* **Records from a data collection**:
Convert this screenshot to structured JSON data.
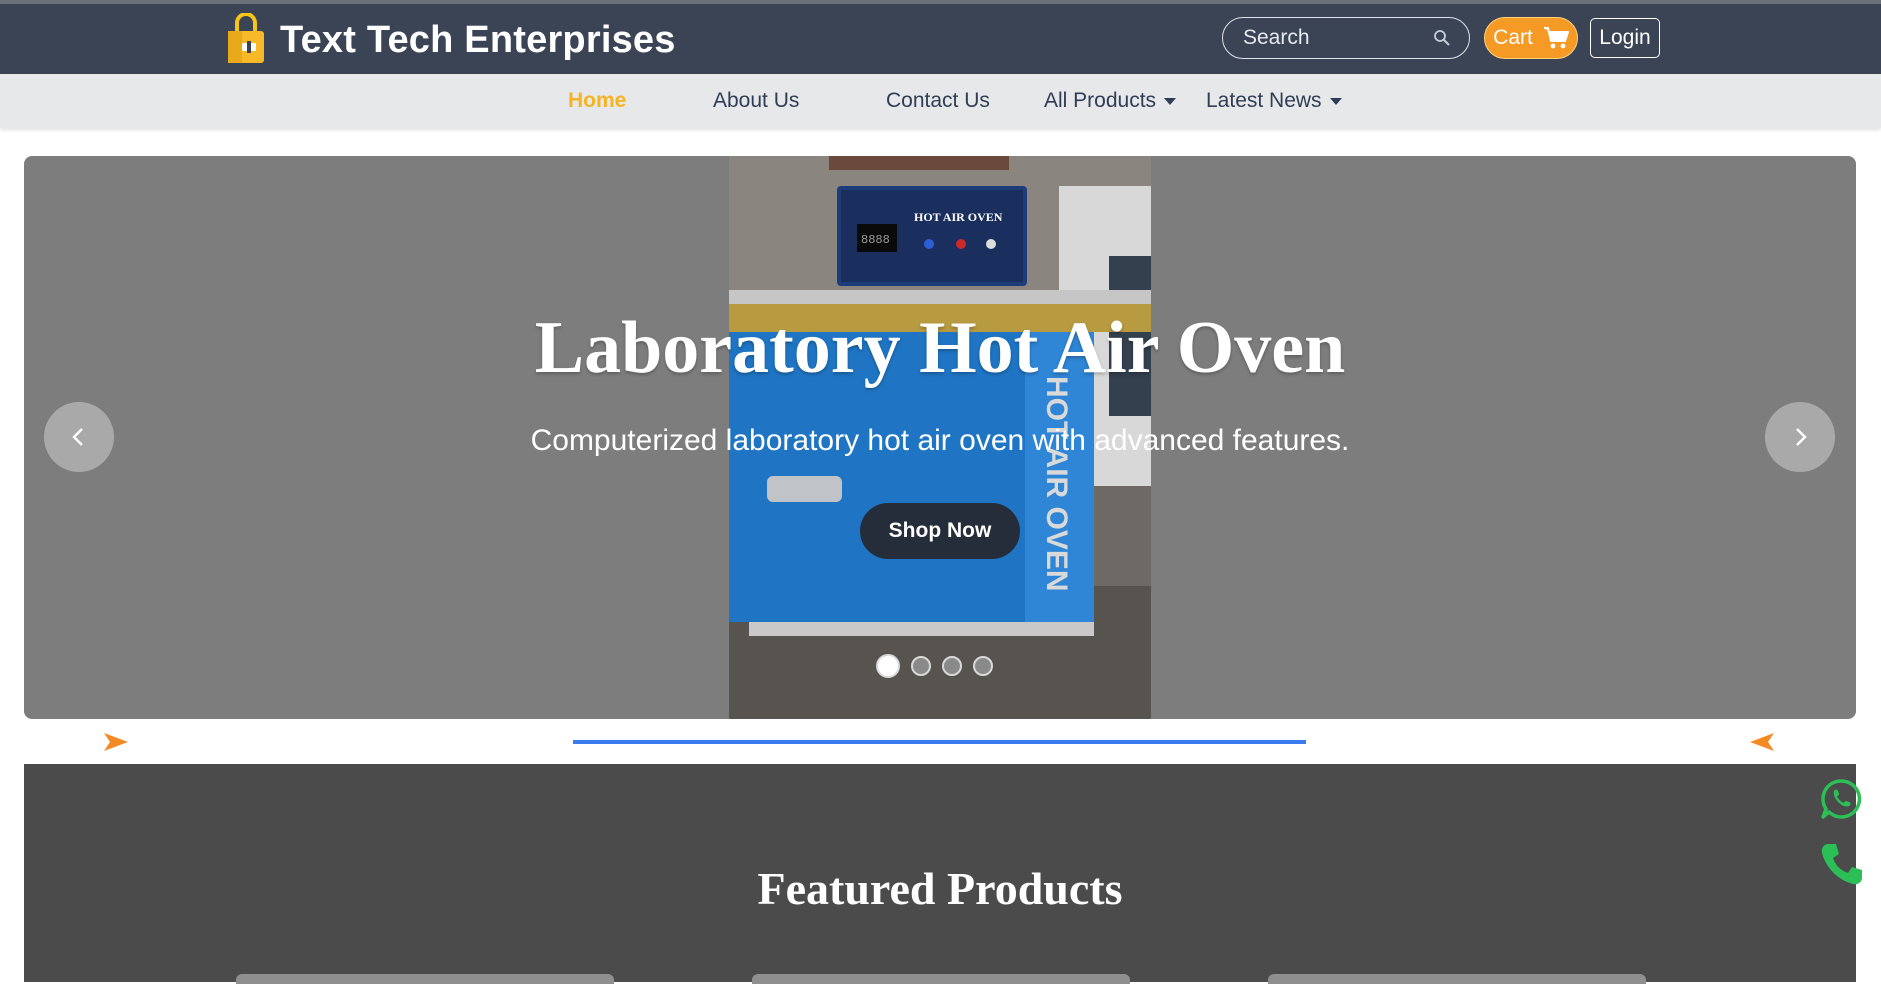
{
  "header": {
    "brand_title": "Text Tech Enterprises",
    "brand_icon": "shopping-bag-icon",
    "search_placeholder": "Search",
    "cart_label": "Cart",
    "login_label": "Login",
    "colors": {
      "header_bg": "#3b4455",
      "cart": "#f59a24",
      "accent": "#f5b424"
    }
  },
  "nav": {
    "items": [
      {
        "label": "Home",
        "active": true
      },
      {
        "label": "About Us"
      },
      {
        "label": "Contact Us"
      },
      {
        "label": "All Products",
        "dropdown": true
      },
      {
        "label": "Latest News",
        "dropdown": true
      }
    ]
  },
  "hero": {
    "heading": "Laboratory Hot Air Oven",
    "subheading": "Computerized laboratory hot air oven with advanced features.",
    "cta_label": "Shop Now",
    "slide_count": 4,
    "active_slide": 1,
    "photo_labels": {
      "panel": "HOT AIR OVEN",
      "door": "HOT AIR OVEN",
      "display": "8888"
    }
  },
  "featured": {
    "title": "Featured Products"
  },
  "floating": {
    "whatsapp_icon": "whatsapp-icon",
    "phone_icon": "phone-icon",
    "color": "#2bbf55"
  }
}
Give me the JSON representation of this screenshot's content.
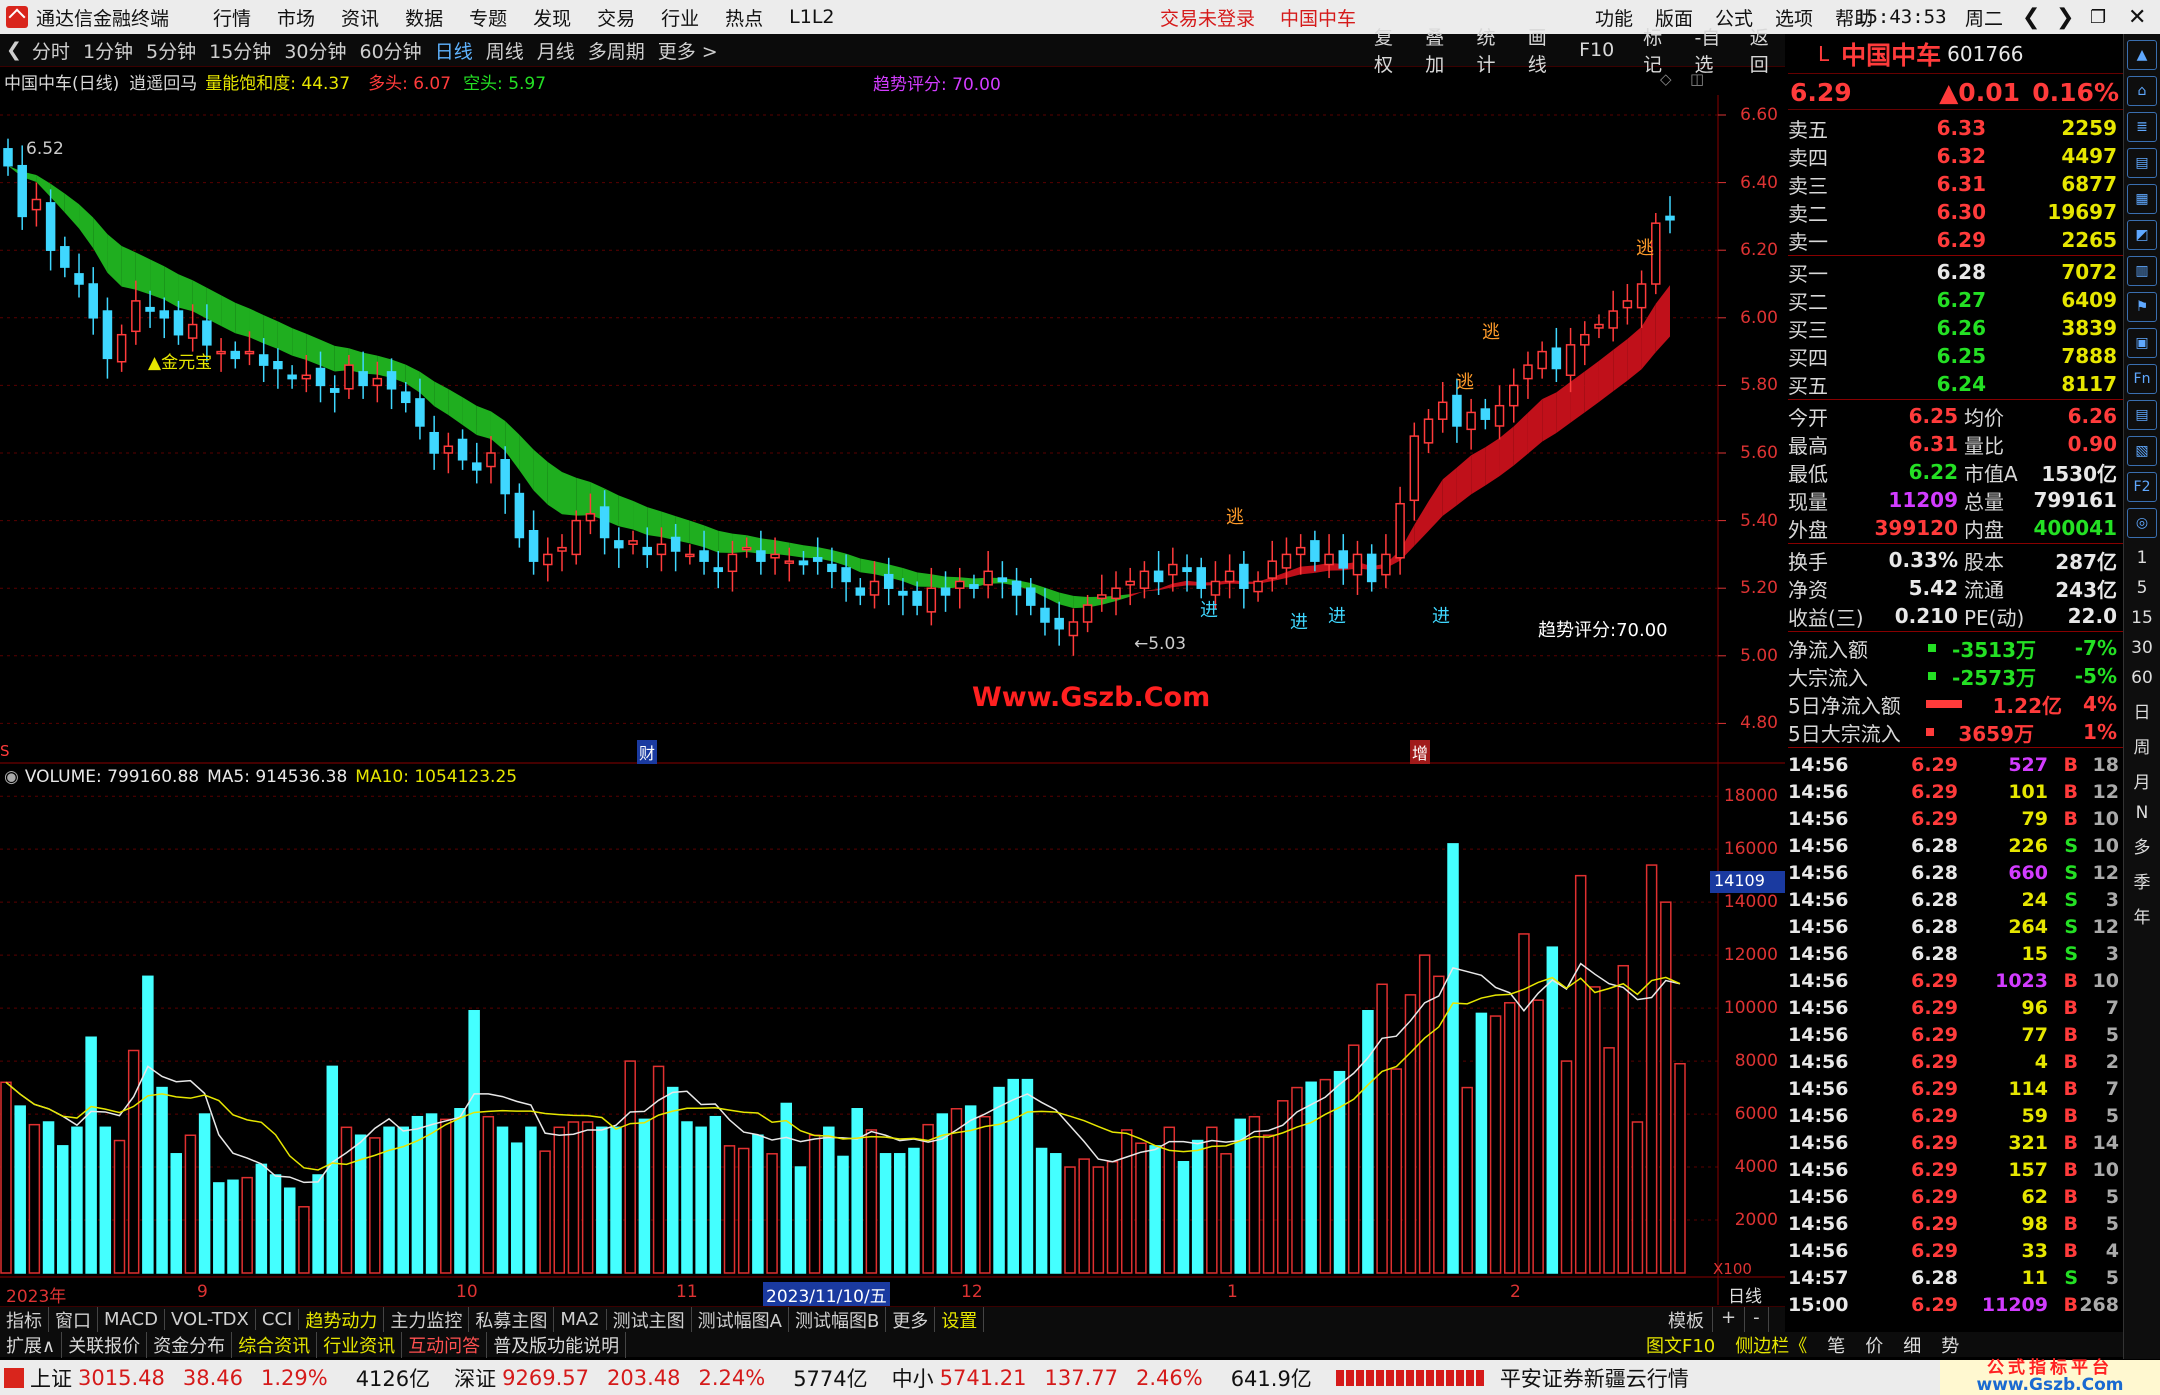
{
  "titlebar": {
    "app": "通达信金融终端",
    "menu": [
      "行情",
      "市场",
      "资讯",
      "数据",
      "专题",
      "发现",
      "交易",
      "行业",
      "热点",
      "L1L2"
    ],
    "login": "交易未登录",
    "stock": "中国中车",
    "right_menu": [
      "功能",
      "版面",
      "公式",
      "选项",
      "帮助"
    ],
    "time": "15:43:53",
    "weekday": "周二"
  },
  "periods": [
    "分时",
    "1分钟",
    "5分钟",
    "15分钟",
    "30分钟",
    "60分钟",
    "日线",
    "周线",
    "月线",
    "多周期",
    "更多 >"
  ],
  "active_period": "日线",
  "chart_buttons": [
    "复权",
    "叠加",
    "统计",
    "画线",
    "F10",
    "标记",
    "-自选",
    "返回"
  ],
  "indicator_line": {
    "name": "中国中车(日线)",
    "formula": "逍遥回马",
    "energy": "量能饱和度: 44.37",
    "bull": "多头: 6.07",
    "bear": "空头: 5.97",
    "score": "趋势评分: 70.00"
  },
  "price_axis": [
    "6.60",
    "6.40",
    "6.20",
    "6.00",
    "5.80",
    "5.60",
    "5.40",
    "5.20",
    "5.00",
    "4.80"
  ],
  "annotations": {
    "high": "6.52",
    "low": "←5.03",
    "gold": "▲金元宝",
    "escape": "逃",
    "enter": "进",
    "score": "趋势评分:70.00",
    "watermark": "Www.Gszb.Com",
    "cai": "财",
    "zeng": "增",
    "s": "S"
  },
  "volume_line": {
    "vol": "VOLUME: 799160.88",
    "ma5": "MA5: 914536.38",
    "ma10": "MA10: 1054123.25"
  },
  "volume_axis": [
    "18000",
    "16000",
    "14000",
    "12000",
    "10000",
    "8000",
    "6000",
    "4000",
    "2000"
  ],
  "volume_cursor": "14109",
  "volume_unit": "X100",
  "date_axis": [
    "2023年",
    "9",
    "10",
    "11",
    "2023/11/10/五",
    "12",
    "1",
    "2",
    "日线"
  ],
  "bottom_tabs": [
    "指标",
    "窗口",
    "MACD",
    "VOL-TDX",
    "CCI",
    "趋势动力",
    "主力监控",
    "私募主图",
    "MA2",
    "测试主图",
    "测试幅图A",
    "测试幅图B",
    "更多",
    "设置"
  ],
  "bottom_right": [
    "模板",
    "+",
    "-"
  ],
  "expand_bar": [
    "扩展∧",
    "关联报价",
    "资金分布",
    "综合资讯",
    "行业资讯",
    "互动问答",
    "普及版功能说明"
  ],
  "expand_right": [
    "图文F10",
    "侧边栏《",
    "笔",
    "价",
    "细",
    "势"
  ],
  "quote": {
    "code": "601766",
    "name": "中国中车",
    "price": "6.29",
    "change": "▲0.01",
    "pct": "0.16%",
    "asks": [
      [
        "卖五",
        "6.33",
        "2259"
      ],
      [
        "卖四",
        "6.32",
        "4497"
      ],
      [
        "卖三",
        "6.31",
        "6877"
      ],
      [
        "卖二",
        "6.30",
        "19697"
      ],
      [
        "卖一",
        "6.29",
        "2265"
      ]
    ],
    "bids": [
      [
        "买一",
        "6.28",
        "7072"
      ],
      [
        "买二",
        "6.27",
        "6409"
      ],
      [
        "买三",
        "6.26",
        "3839"
      ],
      [
        "买四",
        "6.25",
        "7888"
      ],
      [
        "买五",
        "6.24",
        "8117"
      ]
    ],
    "stats": [
      [
        "今开",
        "6.25",
        "均价",
        "6.26"
      ],
      [
        "最高",
        "6.31",
        "量比",
        "0.90"
      ],
      [
        "最低",
        "6.22",
        "市值A",
        "1530亿"
      ],
      [
        "现量",
        "11209",
        "总量",
        "799161"
      ],
      [
        "外盘",
        "399120",
        "内盘",
        "400041"
      ]
    ],
    "stats2": [
      [
        "换手",
        "0.33%",
        "股本",
        "287亿"
      ],
      [
        "净资",
        "5.42",
        "流通",
        "243亿"
      ],
      [
        "收益(三)",
        "0.210",
        "PE(动)",
        "22.0"
      ]
    ],
    "flows": [
      [
        "净流入额",
        "-3513万",
        "-7%"
      ],
      [
        "大宗流入",
        "-2573万",
        "-5%"
      ],
      [
        "5日净流入额",
        "1.22亿",
        "4%"
      ],
      [
        "5日大宗流入",
        "3659万",
        "1%"
      ]
    ]
  },
  "ticks": [
    [
      "14:56",
      "6.29",
      "527",
      "B",
      "18"
    ],
    [
      "14:56",
      "6.29",
      "101",
      "B",
      "12"
    ],
    [
      "14:56",
      "6.29",
      "79",
      "B",
      "10"
    ],
    [
      "14:56",
      "6.28",
      "226",
      "S",
      "10"
    ],
    [
      "14:56",
      "6.28",
      "660",
      "S",
      "12"
    ],
    [
      "14:56",
      "6.28",
      "24",
      "S",
      "3"
    ],
    [
      "14:56",
      "6.28",
      "264",
      "S",
      "12"
    ],
    [
      "14:56",
      "6.28",
      "15",
      "S",
      "3"
    ],
    [
      "14:56",
      "6.29",
      "1023",
      "B",
      "10"
    ],
    [
      "14:56",
      "6.29",
      "96",
      "B",
      "7"
    ],
    [
      "14:56",
      "6.29",
      "77",
      "B",
      "5"
    ],
    [
      "14:56",
      "6.29",
      "4",
      "B",
      "2"
    ],
    [
      "14:56",
      "6.29",
      "114",
      "B",
      "7"
    ],
    [
      "14:56",
      "6.29",
      "59",
      "B",
      "5"
    ],
    [
      "14:56",
      "6.29",
      "321",
      "B",
      "14"
    ],
    [
      "14:56",
      "6.29",
      "157",
      "B",
      "10"
    ],
    [
      "14:56",
      "6.29",
      "62",
      "B",
      "5"
    ],
    [
      "14:56",
      "6.29",
      "98",
      "B",
      "5"
    ],
    [
      "14:56",
      "6.29",
      "33",
      "B",
      "4"
    ],
    [
      "14:57",
      "6.28",
      "11",
      "S",
      "5"
    ],
    [
      "15:00",
      "6.29",
      "11209",
      "B",
      "268"
    ]
  ],
  "strip_items": [
    "1",
    "5",
    "15",
    "30",
    "60",
    "日",
    "周",
    "月",
    "N",
    "多",
    "季",
    "年"
  ],
  "statusbar": {
    "sh": "上证",
    "sh_v": "3015.48",
    "sh_c": "38.46",
    "sh_p": "1.29%",
    "sh_a": "4126亿",
    "sz": "深证",
    "sz_v": "9269.57",
    "sz_c": "203.48",
    "sz_p": "2.24%",
    "sz_a": "5774亿",
    "zx": "中小",
    "zx_v": "5741.21",
    "zx_c": "137.77",
    "zx_p": "2.46%",
    "zx_a": "641.9亿",
    "broker": "平安证券新疆云行情",
    "wm": "公式指标平台",
    "wm2": "www.Gszb.Com"
  },
  "chart_data": {
    "type": "candlestick",
    "title": "中国中车(日线)",
    "ylim": [
      4.8,
      6.6
    ],
    "volume_ylim": [
      0,
      18000
    ],
    "close": [
      6.45,
      6.3,
      6.35,
      6.2,
      6.15,
      6.1,
      6.0,
      5.88,
      5.95,
      6.05,
      6.02,
      6.0,
      5.95,
      5.98,
      5.92,
      5.9,
      5.88,
      5.9,
      5.86,
      5.85,
      5.82,
      5.83,
      5.8,
      5.78,
      5.86,
      5.8,
      5.82,
      5.79,
      5.75,
      5.68,
      5.6,
      5.62,
      5.58,
      5.55,
      5.6,
      5.48,
      5.35,
      5.28,
      5.3,
      5.32,
      5.4,
      5.42,
      5.35,
      5.32,
      5.34,
      5.3,
      5.33,
      5.31,
      5.3,
      5.28,
      5.25,
      5.3,
      5.32,
      5.28,
      5.3,
      5.28,
      5.27,
      5.28,
      5.25,
      5.22,
      5.18,
      5.22,
      5.2,
      5.18,
      5.15,
      5.2,
      5.18,
      5.22,
      5.2,
      5.25,
      5.22,
      5.18,
      5.15,
      5.1,
      5.08,
      5.1,
      5.15,
      5.18,
      5.2,
      5.22,
      5.25,
      5.22,
      5.27,
      5.25,
      5.2,
      5.22,
      5.25,
      5.2,
      5.22,
      5.28,
      5.3,
      5.32,
      5.28,
      5.3,
      5.26,
      5.3,
      5.22,
      5.3,
      5.45,
      5.65,
      5.7,
      5.75,
      5.68,
      5.72,
      5.7,
      5.74,
      5.8,
      5.86,
      5.9,
      5.85,
      5.92,
      5.95,
      5.98,
      6.02,
      6.05,
      6.1,
      6.28,
      6.29
    ],
    "volume": [
      7200,
      6300,
      5600,
      5700,
      4800,
      5500,
      8900,
      5500,
      5000,
      8400,
      11200,
      7000,
      4500,
      5200,
      6000,
      3400,
      3500,
      3600,
      4100,
      3700,
      3200,
      2500,
      3700,
      7800,
      5500,
      5200,
      5100,
      5500,
      5500,
      5900,
      6000,
      5800,
      6200,
      9900,
      5900,
      5500,
      4900,
      5500,
      4600,
      5500,
      5700,
      5700,
      5500,
      5500,
      8000,
      5800,
      7800,
      7000,
      5700,
      5500,
      5900,
      4800,
      4700,
      5200,
      4500,
      6400,
      4000,
      5200,
      5500,
      4400,
      6200,
      5400,
      4500,
      4500,
      4700,
      5600,
      6000,
      6200,
      6300,
      5900,
      7000,
      7300,
      7300,
      4700,
      4500,
      4000,
      4300,
      4000,
      4200,
      5400,
      4900,
      4800,
      5500,
      4200,
      5000,
      5500,
      4500,
      5800,
      5900,
      5200,
      6500,
      7000,
      7200,
      7300,
      7600,
      8600,
      9900,
      10900,
      7700,
      10500,
      12000,
      11200,
      16200,
      7000,
      9800,
      9700,
      10200,
      12800,
      10300,
      12300,
      8000,
      15000,
      10800,
      8500,
      11600,
      5700,
      15400,
      14000,
      7900
    ],
    "series": [
      {
        "name": "多头",
        "value": 6.07
      },
      {
        "name": "空头",
        "value": 5.97
      }
    ]
  }
}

* **EXERCISE DETAILS**:
Where does the word "Products" appear in the listing? List each line that holds it.

* **THE COMPLETED TASK**:
        "label": "All Products",
    "title": "Featured Products"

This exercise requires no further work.